*** Passage for review ***

Collective violence is a broader term than war or conflict. It encompasses events such as genocide and applies when one group makes instrumental use of violence against another to achieve an objective. It is associated with major threats to health in what tend to be the world's poorer countries. In 2000, an estimated 310000 deaths resulted directly from collective violence -- mostly in Africa and South-East Asia.

Although a prominent feature of human history, collective violence has not received much systematic study. Today it is often characterized by varying degrees of state collapse or dysfunctional governance and a multiplicity of armed actors, often including child soldiers. Economic motivations or ethnic divisions have become more prominent causes of violence than political ideology. The results have often been indiscriminate attacks on civilians and degradation of social capital. Sometimes health infrastructure is specifically targeted, damaging access to water supplies and basic sanitation, and jeopardizing delivery of health interventions such as disease eradication programmes.

Indirect effects of collective violence arise from infectious disease, malnutrition, population displacement, psychosocial sequelae, and exacerbation of chronic disease. Mortality rates 80-fold higher than the baseline have been recorded in populations fleeing collective violence in Rwanda.

Risk factors for collective violence include the generalized availability of small arms, inequalities in access to educational, economic and political opportunities, and abuse of human rights. There is a need to combine efforts of the public health and social science sectors to guide progress in this area and to identify priority areas for intervention.

Sources: (116,117).

*** End of Passage for review ***

Exercise set
1 – Translate this sentence from the text on collective violence into Spanish: "Collective violence is a broader term than war or conflict."
2 – Write the next paragraph of the text on collective violence, picking up after its final line.

*** Provided information ***

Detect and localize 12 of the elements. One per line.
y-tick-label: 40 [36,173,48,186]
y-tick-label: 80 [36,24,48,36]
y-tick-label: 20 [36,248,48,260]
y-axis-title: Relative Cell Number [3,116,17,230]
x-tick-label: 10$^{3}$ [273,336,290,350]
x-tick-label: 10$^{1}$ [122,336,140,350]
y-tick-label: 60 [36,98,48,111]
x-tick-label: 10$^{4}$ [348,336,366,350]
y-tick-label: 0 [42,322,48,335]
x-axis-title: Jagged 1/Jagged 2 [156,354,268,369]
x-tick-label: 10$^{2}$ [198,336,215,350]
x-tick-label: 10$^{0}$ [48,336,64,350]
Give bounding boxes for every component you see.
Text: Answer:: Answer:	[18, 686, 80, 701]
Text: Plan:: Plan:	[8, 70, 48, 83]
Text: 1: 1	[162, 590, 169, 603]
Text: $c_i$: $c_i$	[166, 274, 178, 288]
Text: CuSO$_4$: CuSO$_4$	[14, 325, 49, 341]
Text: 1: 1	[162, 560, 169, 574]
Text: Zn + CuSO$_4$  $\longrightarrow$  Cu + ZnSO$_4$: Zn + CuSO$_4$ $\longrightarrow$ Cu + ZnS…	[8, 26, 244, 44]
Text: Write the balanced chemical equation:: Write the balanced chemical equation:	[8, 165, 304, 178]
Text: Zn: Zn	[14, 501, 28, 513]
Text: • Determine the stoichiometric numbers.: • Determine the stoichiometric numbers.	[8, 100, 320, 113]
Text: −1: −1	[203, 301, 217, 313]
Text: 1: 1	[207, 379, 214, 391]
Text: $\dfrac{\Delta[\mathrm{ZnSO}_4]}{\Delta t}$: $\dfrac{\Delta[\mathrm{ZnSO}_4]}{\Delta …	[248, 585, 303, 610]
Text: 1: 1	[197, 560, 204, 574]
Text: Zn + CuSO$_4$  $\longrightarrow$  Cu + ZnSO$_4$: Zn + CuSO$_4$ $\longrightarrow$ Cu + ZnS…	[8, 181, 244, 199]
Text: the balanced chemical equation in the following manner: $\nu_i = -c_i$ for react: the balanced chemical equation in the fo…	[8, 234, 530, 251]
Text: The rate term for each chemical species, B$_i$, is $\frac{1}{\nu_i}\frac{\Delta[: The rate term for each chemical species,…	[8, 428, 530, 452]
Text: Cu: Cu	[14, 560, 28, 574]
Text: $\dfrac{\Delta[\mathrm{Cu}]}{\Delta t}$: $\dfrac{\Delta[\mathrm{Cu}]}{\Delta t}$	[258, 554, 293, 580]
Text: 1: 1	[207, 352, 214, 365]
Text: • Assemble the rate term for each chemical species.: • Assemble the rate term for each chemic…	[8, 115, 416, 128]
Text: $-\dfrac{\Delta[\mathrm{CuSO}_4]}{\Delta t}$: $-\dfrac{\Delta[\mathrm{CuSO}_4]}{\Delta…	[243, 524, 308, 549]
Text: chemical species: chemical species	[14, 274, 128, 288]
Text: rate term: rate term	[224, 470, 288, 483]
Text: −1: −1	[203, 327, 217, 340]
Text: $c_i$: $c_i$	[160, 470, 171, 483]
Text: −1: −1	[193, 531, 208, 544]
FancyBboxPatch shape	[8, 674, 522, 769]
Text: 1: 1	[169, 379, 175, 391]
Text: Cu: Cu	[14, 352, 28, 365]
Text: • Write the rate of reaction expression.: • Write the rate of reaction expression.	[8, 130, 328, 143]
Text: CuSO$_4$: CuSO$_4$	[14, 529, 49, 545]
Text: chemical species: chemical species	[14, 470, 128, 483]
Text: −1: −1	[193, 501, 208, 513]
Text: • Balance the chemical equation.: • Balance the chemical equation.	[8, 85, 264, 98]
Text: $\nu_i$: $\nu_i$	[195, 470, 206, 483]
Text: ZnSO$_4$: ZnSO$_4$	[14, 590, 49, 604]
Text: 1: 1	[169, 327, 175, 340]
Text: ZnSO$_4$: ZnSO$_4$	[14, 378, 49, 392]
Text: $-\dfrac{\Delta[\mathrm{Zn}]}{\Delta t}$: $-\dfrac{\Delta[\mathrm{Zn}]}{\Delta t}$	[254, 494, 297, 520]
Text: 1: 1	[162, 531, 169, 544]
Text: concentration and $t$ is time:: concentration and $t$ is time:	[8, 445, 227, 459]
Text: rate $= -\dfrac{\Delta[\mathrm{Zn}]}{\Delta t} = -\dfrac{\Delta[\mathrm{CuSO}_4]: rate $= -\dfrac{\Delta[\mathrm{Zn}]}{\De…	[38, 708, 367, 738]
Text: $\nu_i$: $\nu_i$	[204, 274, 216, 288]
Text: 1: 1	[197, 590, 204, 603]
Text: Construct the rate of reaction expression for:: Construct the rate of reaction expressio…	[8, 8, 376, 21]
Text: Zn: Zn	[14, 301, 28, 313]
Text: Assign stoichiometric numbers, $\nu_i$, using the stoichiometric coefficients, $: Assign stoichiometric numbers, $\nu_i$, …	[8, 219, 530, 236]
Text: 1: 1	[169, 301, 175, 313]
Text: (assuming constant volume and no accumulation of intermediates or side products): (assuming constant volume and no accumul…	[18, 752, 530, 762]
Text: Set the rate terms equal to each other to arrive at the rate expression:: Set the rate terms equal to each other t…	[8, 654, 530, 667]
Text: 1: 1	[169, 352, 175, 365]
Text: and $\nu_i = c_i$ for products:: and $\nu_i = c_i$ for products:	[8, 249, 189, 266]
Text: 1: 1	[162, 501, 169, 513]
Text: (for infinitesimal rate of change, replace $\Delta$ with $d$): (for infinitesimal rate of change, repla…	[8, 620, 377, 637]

*** End of Provided information ***

Solved problems
1 – La violencia colectiva es un término más amplio que la guerra o el conflicto.

2 –
Child sexual abuse (CSA) encompasses a range of sexual behaviours perpetrated by adults upon children. Abuse can be non-contact (including behaviours such as unwanted and inappropriate sexual solicitation or indecent exposure), contact (such as sexualized kissing, hugging, touching or fondling) or intercourse (including any penetrative act such as oral, anal or vaginal intercourse or attempted intercourse).

The prevalence of CSA is estimated from retrospective report and is higher than many find comfortable or plausible. In the review carried out as the basis for this report, prevalence estimates were available from 39 countries in 12 of the 14 country groupings, although data quality varied considerably between countries. After controlling for differences between studies, the prevalence of non-contact, contact and intercourse types of CSA in females was about 6%, 11% and 4%, respectively. In males it was about 2% for all categories. Thus over 800 million people worldwide may have experienced CSA, with over 500 million having experienced contact or intercourse types of abuse.

Not only is CSA common, it is also damaging. Research conducted in economically industrialized countries has shown that CSA increases the risk of a range mental disorders in later life, including depression, panic disorder, alcohol and drug abuse and dependence, post-traumatic stress disorder and suicide. Risks increase with the intrusiveness of the abuse. Uncertainty remains because of the lack of knowledge about the impact of cultural differences on CSA prevalence and its relationship with mental disorders. It is, however, certain that CSA causes a considerable burden of disease. It is estimated that about 33% of post-traumatic stress disorder in females and 21% in males is attributable to CSA. The attributable fraction for panic disorders is 11% worldwide, and CSA is estimated to cause about 5--8% of self-inflicted injuries, unipolar depression, and alcohol and drug use disorders. Overall, 0.1% of deaths worldwide (79 000) are attributable to CSA. Much of the burden is disabling rather than fatal, and occurs in the young. Thus CSA causes 8.2 million DALYS (0.6%); 0.4% in males and 0.8% in females. The highest proportion of burden (1--1.5% of total) occurs in females in AMR-A, SEAR-D, WPR-A and WPR-B.